For the copy, please give all of the data again exactly and leave the pictures out.

◇ ◇ ◇ ◇ ◇

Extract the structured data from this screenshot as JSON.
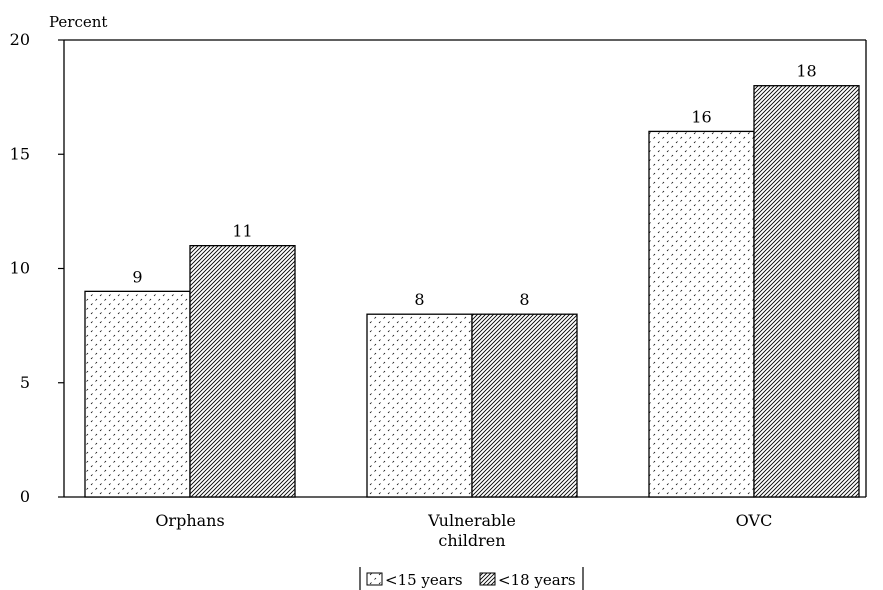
{
  "chart_data": {
    "type": "bar",
    "ylabel": "Percent",
    "ylim": [
      0,
      20
    ],
    "yticks": [
      0,
      5,
      10,
      15,
      20
    ],
    "categories": [
      "Orphans",
      "Vulnerable children",
      "OVC"
    ],
    "category_lines": [
      [
        "Orphans"
      ],
      [
        "Vulnerable",
        "children"
      ],
      [
        "OVC"
      ]
    ],
    "series": [
      {
        "name": "<15 years",
        "values": [
          9,
          8,
          16
        ],
        "pattern": "dotted"
      },
      {
        "name": "<18 years",
        "values": [
          11,
          8,
          18
        ],
        "pattern": "hatched"
      }
    ],
    "data_labels": [
      [
        "9",
        "8",
        "16"
      ],
      [
        "11",
        "8",
        "18"
      ]
    ],
    "grid": false,
    "legend_position": "bottom-center",
    "colors": {
      "bar_fill": "#ffffff",
      "stroke": "#000000"
    }
  }
}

◇ ◇ ◇ ◇ ◇

→ **Solution for this task**
Extract the structured data from this screenshot as JSON.
{
  "chart_data": {
    "type": "bar",
    "ylabel": "Percent",
    "ylim": [
      0,
      20
    ],
    "yticks": [
      0,
      5,
      10,
      15,
      20
    ],
    "categories": [
      "Orphans",
      "Vulnerable children",
      "OVC"
    ],
    "category_lines": [
      [
        "Orphans"
      ],
      [
        "Vulnerable",
        "children"
      ],
      [
        "OVC"
      ]
    ],
    "series": [
      {
        "name": "<15 years",
        "values": [
          9,
          8,
          16
        ],
        "pattern": "dotted"
      },
      {
        "name": "<18 years",
        "values": [
          11,
          8,
          18
        ],
        "pattern": "hatched"
      }
    ],
    "data_labels": [
      [
        "9",
        "8",
        "16"
      ],
      [
        "11",
        "8",
        "18"
      ]
    ],
    "grid": false,
    "legend_position": "bottom-center",
    "colors": {
      "bar_fill": "#ffffff",
      "stroke": "#000000"
    }
  }
}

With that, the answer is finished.